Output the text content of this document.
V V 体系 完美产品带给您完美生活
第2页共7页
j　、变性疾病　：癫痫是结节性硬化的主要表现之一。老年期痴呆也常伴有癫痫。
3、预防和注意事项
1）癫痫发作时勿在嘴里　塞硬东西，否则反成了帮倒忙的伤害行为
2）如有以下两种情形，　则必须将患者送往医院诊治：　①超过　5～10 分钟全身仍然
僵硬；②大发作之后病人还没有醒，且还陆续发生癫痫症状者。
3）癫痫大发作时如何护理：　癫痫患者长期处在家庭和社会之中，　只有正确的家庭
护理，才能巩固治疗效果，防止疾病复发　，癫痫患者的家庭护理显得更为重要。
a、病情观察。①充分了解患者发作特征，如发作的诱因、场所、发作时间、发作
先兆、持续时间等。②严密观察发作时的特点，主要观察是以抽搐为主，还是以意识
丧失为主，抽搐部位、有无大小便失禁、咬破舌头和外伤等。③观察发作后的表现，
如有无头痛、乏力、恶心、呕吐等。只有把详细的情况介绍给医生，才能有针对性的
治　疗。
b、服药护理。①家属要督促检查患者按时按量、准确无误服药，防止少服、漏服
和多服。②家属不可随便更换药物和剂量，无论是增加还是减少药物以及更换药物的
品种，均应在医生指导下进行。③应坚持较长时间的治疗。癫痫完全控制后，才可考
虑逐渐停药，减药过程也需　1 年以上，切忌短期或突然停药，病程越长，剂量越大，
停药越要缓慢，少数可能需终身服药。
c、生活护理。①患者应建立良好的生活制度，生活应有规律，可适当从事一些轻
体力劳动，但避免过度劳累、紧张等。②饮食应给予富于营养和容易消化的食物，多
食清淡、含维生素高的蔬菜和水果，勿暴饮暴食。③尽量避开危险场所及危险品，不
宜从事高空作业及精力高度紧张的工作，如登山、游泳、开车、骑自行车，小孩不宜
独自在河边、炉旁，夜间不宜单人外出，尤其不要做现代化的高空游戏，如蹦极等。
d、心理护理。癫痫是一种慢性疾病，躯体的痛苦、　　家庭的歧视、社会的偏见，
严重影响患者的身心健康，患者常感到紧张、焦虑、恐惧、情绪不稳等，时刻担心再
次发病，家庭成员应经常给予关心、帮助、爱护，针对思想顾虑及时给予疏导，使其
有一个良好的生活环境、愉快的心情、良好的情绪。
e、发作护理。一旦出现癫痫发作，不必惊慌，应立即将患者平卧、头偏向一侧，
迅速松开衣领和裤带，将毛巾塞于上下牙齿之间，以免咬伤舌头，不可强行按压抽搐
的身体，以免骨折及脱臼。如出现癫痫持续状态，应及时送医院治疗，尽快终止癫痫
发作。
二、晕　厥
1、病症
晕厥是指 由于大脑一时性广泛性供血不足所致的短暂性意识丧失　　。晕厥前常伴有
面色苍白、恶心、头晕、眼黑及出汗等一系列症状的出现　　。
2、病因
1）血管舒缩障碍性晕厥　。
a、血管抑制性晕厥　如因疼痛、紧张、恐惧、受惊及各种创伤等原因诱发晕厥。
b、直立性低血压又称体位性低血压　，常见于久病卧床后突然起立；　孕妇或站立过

* **TASK GOAL**
Copy the records above exactly.

* **TASK RESPONSE**
Output the text content of this document.
V V 体系 完美产品带给您完美生活
第2页共7页
j　、变性疾病　：癫痫是结节性硬化的主要表现之一。老年期痴呆也常伴有癫痫。
3、预防和注意事项
1）癫痫发作时勿在嘴里　塞硬东西，否则反成了帮倒忙的伤害行为
2）如有以下两种情形，　则必须将患者送往医院诊治：　①超过　5～10 分钟全身仍然
僵硬；②大发作之后病人还没有醒，且还陆续发生癫痫症状者。
3）癫痫大发作时如何护理：　癫痫患者长期处在家庭和社会之中，　只有正确的家庭
护理，才能巩固治疗效果，防止疾病复发　，癫痫患者的家庭护理显得更为重要。
a、病情观察。①充分了解患者发作特征，如发作的诱因、场所、发作时间、发作
先兆、持续时间等。②严密观察发作时的特点，主要观察是以抽搐为主，还是以意识
丧失为主，抽搐部位、有无大小便失禁、咬破舌头和外伤等。③观察发作后的表现，
如有无头痛、乏力、恶心、呕吐等。只有把详细的情况介绍给医生，才能有针对性的
治　疗。
b、服药护理。①家属要督促检查患者按时按量、准确无误服药，防止少服、漏服
和多服。②家属不可随便更换药物和剂量，无论是增加还是减少药物以及更换药物的
品种，均应在医生指导下进行。③应坚持较长时间的治疗。癫痫完全控制后，才可考
虑逐渐停药，减药过程也需　1 年以上，切忌短期或突然停药，病程越长，剂量越大，
停药越要缓慢，少数可能需终身服药。
c、生活护理。①患者应建立良好的生活制度，生活应有规律，可适当从事一些轻
体力劳动，但避免过度劳累、紧张等。②饮食应给予富于营养和容易消化的食物，多
食清淡、含维生素高的蔬菜和水果，勿暴饮暴食。③尽量避开危险场所及危险品，不
宜从事高空作业及精力高度紧张的工作，如登山、游泳、开车、骑自行车，小孩不宜
独自在河边、炉旁，夜间不宜单人外出，尤其不要做现代化的高空游戏，如蹦极等。
d、心理护理。癫痫是一种慢性疾病，躯体的痛苦、　　家庭的歧视、社会的偏见，
严重影响患者的身心健康，患者常感到紧张、焦虑、恐惧、情绪不稳等，时刻担心再
次发病，家庭成员应经常给予关心、帮助、爱护，针对思想顾虑及时给予疏导，使其
有一个良好的生活环境、愉快的心情、良好的情绪。
e、发作护理。一旦出现癫痫发作，不必惊慌，应立即将患者平卧、头偏向一侧，
迅速松开衣领和裤带，将毛巾塞于上下牙齿之间，以免咬伤舌头，不可强行按压抽搐
的身体，以免骨折及脱臼。如出现癫痫持续状态，应及时送医院治疗，尽快终止癫痫
发作。
二、晕　厥
1、病症
晕厥是指 由于大脑一时性广泛性供血不足所致的短暂性意识丧失　　。晕厥前常伴有
面色苍白、恶心、头晕、眼黑及出汗等一系列症状的出现　　。
2、病因
1）血管舒缩障碍性晕厥　。
a、血管抑制性晕厥　如因疼痛、紧张、恐惧、受惊及各种创伤等原因诱发晕厥。
b、直立性低血压又称体位性低血压　，常见于久病卧床后突然起立；　孕妇或站立过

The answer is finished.